§ Data records:

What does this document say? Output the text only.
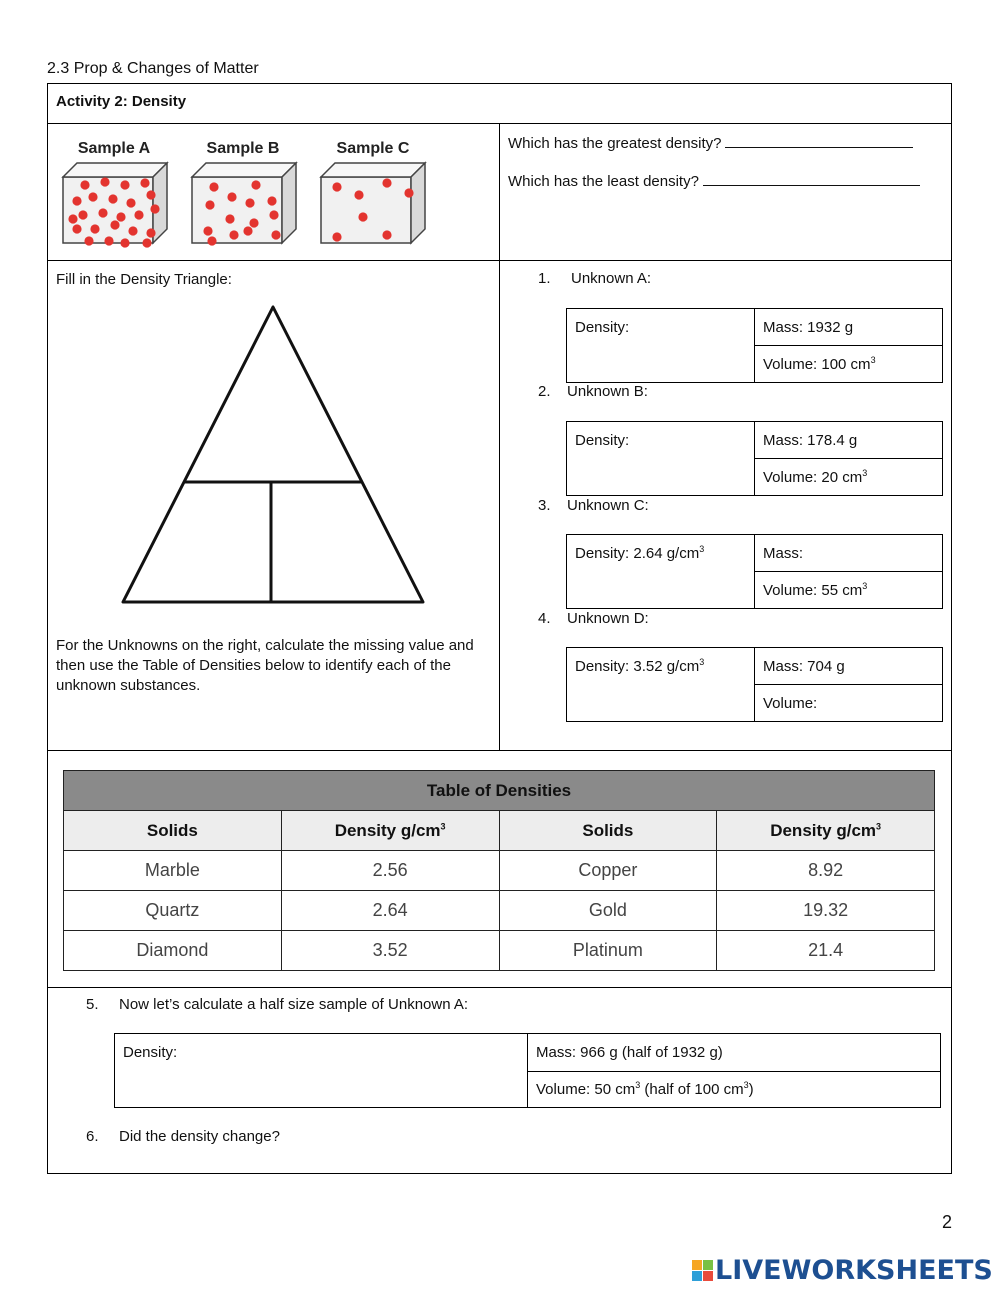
2.3 Prop & Changes of Matter
Activity 2: Density
Sample A	Sample B	Sample C	Which has the greatest density?
Which has the least density?
Fill in the Density Triangle:
For the Unknowns on the right, calculate the missing value and then use the Table of Densities below to identify each of the unknown substances.
1. Unknown A:
Density:	Mass: 1932 g
Volume: 100 $cm^3$
2. Unknown B:
Density:	Mass: 178.4 g
Volume: 20 $cm^3$
3. Unknown C:
Density: 2.64 $g/cm^3$	Mass:
Volume: 55 $cm^3$
4. Unknown D:
Density: 3.52 $g/cm^3$	Mass: 704 g
Volume:
Table of Densities			
Solids	Density $g/cm^3$	Solids	Density $g/cm^3$
Marble	2.56	Copper	8.92
Quartz	2.64	Gold	19.32
Diamond	3.52	Platinum	21.4
5. Now let’s calculate a half size sample of Unknown A:
Density:	Mass: 966 g (half of 1932 g)
Volume: 50 $cm^3$ (half of 100 $cm^3$)
6. Did the density change?
2
LIVEWORKSHEETS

§ Instruction: Write out the listing word for word, omitting the pictures it holds.

§ Solution to the problem:
What does this document say? Output the text only.
2.3 Prop & Changes of Matter
Activity 2: Density
Sample A	Sample B	Sample C	Which has the greatest density?
Which has the least density?
Fill in the Density Triangle:
For the Unknowns on the right, calculate the missing value and then use the Table of Densities below to identify each of the unknown substances.
1. Unknown A:
Density:	Mass: 1932 g
Volume: 100 $cm^3$
2. Unknown B:
Density:	Mass: 178.4 g
Volume: 20 $cm^3$
3. Unknown C:
Density: 2.64 $g/cm^3$	Mass:
Volume: 55 $cm^3$
4. Unknown D:
Density: 3.52 $g/cm^3$	Mass: 704 g
Volume:
Table of Densities			
Solids	Density $g/cm^3$	Solids	Density $g/cm^3$
Marble	2.56	Copper	8.92
Quartz	2.64	Gold	19.32
Diamond	3.52	Platinum	21.4
5. Now let’s calculate a half size sample of Unknown A:
Density:	Mass: 966 g (half of 1932 g)
Volume: 50 $cm^3$ (half of 100 $cm^3$)
6. Did the density change?
2
LIVEWORKSHEETS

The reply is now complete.